Problem: Copy every line of the following data that includes the string "level".

----------------

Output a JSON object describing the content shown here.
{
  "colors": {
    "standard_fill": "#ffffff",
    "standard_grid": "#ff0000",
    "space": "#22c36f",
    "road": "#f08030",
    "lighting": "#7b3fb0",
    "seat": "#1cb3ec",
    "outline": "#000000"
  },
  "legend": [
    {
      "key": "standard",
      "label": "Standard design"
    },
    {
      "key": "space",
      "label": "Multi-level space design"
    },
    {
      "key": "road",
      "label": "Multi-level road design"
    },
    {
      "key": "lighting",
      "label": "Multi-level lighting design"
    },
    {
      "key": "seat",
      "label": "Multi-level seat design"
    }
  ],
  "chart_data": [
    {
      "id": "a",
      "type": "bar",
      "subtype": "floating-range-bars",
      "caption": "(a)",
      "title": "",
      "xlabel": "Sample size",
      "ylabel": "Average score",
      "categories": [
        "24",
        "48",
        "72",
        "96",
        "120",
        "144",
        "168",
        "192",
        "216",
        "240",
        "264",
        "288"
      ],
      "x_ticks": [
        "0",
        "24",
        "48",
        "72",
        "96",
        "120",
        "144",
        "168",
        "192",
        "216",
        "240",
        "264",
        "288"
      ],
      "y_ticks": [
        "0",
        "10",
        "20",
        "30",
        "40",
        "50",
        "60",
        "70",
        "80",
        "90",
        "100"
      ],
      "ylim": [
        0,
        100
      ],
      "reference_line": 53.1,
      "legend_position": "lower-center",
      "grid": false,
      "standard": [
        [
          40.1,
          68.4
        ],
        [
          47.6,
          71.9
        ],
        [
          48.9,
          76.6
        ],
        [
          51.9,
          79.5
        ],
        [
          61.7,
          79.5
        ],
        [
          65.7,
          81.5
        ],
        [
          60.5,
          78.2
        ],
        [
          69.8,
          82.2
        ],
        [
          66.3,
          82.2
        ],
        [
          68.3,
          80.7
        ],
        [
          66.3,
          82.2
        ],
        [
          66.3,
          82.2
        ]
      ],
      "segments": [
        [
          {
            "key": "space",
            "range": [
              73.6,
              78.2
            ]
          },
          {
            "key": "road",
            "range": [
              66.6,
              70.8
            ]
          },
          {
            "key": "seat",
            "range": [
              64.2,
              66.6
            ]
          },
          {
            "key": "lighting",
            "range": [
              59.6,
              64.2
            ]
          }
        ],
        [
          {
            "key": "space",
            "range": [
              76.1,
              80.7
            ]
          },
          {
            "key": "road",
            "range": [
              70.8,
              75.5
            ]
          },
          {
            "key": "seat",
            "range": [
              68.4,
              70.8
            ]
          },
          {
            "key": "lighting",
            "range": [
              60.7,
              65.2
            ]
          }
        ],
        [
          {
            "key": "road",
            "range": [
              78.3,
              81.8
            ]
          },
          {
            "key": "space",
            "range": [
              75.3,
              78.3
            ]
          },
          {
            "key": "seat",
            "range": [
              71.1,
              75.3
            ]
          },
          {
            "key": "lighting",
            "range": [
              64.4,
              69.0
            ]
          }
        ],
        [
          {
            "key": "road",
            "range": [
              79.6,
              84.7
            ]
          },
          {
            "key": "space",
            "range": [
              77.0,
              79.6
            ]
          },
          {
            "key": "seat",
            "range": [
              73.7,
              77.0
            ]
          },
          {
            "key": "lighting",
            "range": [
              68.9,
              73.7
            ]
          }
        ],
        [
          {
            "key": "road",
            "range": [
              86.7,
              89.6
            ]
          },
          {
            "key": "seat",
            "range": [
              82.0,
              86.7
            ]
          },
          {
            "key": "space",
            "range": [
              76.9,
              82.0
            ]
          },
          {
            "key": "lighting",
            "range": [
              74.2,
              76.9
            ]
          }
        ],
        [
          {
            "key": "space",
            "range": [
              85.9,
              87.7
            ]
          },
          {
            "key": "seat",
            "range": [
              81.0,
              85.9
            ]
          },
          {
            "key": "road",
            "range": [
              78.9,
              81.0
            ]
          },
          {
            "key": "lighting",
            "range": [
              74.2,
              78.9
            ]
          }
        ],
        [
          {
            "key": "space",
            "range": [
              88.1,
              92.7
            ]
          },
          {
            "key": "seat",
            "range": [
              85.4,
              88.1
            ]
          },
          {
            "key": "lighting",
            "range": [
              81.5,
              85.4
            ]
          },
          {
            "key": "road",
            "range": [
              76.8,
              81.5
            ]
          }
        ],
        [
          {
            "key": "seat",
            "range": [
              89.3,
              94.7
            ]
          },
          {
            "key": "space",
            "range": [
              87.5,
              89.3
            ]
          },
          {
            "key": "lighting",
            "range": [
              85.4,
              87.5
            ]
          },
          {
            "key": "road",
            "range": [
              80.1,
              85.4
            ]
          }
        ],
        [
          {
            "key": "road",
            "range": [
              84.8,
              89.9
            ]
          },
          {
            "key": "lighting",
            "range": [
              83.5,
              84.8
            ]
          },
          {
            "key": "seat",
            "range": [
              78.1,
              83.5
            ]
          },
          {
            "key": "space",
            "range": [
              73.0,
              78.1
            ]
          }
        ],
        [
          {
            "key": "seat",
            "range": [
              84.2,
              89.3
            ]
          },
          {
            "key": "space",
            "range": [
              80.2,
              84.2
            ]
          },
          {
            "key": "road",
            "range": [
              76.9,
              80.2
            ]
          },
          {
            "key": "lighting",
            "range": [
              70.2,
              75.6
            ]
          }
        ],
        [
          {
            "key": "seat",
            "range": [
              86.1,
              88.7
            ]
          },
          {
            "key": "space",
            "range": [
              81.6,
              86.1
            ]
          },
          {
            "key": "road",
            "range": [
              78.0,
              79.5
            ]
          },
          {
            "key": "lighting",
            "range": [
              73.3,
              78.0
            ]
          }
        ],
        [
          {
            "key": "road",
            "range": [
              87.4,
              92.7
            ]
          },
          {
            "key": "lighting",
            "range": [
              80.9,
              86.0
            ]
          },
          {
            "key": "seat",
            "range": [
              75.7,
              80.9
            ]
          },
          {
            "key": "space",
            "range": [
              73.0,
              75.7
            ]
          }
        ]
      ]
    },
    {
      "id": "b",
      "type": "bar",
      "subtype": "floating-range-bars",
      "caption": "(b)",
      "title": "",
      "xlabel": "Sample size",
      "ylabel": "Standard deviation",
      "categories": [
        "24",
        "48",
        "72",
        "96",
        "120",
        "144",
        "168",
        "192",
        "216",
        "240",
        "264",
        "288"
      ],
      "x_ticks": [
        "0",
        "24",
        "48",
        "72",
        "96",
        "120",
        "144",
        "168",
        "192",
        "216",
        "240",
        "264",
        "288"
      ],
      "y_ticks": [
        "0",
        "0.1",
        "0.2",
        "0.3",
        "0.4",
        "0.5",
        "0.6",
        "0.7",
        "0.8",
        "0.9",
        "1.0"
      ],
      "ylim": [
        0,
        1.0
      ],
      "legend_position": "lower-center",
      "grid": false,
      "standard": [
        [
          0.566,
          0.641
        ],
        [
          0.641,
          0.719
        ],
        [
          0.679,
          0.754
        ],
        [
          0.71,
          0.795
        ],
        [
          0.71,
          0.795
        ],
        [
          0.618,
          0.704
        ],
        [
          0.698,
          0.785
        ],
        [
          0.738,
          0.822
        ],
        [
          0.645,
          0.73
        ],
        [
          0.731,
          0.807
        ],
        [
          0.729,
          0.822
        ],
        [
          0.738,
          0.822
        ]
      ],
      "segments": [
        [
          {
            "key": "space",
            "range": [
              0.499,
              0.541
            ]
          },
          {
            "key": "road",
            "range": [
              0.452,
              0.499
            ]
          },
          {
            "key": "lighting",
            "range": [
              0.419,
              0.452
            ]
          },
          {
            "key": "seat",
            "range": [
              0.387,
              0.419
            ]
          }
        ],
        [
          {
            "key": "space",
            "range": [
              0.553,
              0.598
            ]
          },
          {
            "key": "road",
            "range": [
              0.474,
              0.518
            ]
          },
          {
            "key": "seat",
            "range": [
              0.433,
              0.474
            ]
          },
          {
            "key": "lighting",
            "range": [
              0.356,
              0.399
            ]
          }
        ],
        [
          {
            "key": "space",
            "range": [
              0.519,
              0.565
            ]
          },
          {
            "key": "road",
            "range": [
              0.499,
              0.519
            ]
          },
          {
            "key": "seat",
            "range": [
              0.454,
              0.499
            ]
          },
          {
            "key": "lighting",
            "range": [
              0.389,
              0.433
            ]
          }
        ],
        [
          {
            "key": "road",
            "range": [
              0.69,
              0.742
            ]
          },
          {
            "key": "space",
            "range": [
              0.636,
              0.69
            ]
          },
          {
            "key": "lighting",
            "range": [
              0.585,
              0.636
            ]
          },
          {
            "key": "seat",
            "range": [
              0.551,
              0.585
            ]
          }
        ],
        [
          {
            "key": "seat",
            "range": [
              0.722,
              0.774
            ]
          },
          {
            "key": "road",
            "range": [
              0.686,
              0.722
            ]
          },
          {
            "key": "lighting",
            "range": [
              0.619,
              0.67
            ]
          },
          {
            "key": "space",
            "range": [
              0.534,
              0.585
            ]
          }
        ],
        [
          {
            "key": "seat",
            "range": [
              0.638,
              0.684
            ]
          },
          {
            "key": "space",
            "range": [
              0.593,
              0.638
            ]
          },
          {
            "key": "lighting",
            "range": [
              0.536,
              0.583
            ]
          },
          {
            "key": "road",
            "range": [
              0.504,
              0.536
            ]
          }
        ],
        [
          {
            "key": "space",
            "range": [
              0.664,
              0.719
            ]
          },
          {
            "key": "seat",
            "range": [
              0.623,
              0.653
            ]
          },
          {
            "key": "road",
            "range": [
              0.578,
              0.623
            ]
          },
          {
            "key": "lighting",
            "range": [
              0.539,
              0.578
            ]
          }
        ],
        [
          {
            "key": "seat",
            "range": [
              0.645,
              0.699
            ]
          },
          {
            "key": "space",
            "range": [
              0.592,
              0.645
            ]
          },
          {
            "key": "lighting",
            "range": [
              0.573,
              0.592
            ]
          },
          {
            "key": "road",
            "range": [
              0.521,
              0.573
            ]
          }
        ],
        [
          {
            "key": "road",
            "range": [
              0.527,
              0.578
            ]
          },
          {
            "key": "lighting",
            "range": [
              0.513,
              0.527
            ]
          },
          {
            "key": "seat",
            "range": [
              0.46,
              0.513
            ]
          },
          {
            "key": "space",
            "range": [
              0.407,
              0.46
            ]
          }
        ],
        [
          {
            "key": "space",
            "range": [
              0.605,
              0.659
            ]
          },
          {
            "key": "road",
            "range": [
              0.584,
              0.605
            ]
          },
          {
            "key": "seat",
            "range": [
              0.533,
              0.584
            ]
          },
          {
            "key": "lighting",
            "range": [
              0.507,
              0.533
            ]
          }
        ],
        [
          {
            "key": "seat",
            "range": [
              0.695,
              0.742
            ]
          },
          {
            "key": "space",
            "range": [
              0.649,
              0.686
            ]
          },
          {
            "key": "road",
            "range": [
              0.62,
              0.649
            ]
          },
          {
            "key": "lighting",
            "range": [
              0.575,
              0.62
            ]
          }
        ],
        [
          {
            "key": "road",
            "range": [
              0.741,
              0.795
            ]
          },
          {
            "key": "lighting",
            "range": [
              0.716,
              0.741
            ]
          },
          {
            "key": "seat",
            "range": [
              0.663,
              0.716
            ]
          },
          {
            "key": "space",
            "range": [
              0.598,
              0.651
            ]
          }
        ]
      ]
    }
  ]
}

----------------

Exercise solution:
      "label": "Multi-level space design"
      "label": "Multi-level road design"
      "label": "Multi-level lighting design"
      "label": "Multi-level seat design"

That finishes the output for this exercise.